- **TASK INSTRUCTIONS**
Pull out all lines from the listing below in which the word "coordinate" appears.

Excerpts from a figure dataset
-- BEGIN --

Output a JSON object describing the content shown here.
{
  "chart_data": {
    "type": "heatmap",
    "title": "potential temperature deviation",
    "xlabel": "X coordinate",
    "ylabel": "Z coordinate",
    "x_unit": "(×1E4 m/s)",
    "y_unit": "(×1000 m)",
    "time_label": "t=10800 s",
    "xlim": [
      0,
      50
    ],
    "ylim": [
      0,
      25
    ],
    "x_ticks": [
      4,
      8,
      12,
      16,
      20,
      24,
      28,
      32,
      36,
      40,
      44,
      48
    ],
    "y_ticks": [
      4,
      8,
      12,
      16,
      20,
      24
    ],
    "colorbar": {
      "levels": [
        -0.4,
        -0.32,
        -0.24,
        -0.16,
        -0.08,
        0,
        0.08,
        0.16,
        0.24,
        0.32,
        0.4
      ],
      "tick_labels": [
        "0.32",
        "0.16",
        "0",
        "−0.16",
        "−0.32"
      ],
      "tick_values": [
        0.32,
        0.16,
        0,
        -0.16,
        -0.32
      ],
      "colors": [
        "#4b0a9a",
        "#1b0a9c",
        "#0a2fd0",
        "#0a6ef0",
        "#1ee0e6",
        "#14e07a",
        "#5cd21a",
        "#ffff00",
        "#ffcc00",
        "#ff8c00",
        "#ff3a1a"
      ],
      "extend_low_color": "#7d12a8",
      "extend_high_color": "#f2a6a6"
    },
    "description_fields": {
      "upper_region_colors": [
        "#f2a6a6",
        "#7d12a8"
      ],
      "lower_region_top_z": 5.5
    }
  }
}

-- END --

- **COMPLETE RESPONSE**
    "xlabel": "X coordinate",
    "ylabel": "Z coordinate",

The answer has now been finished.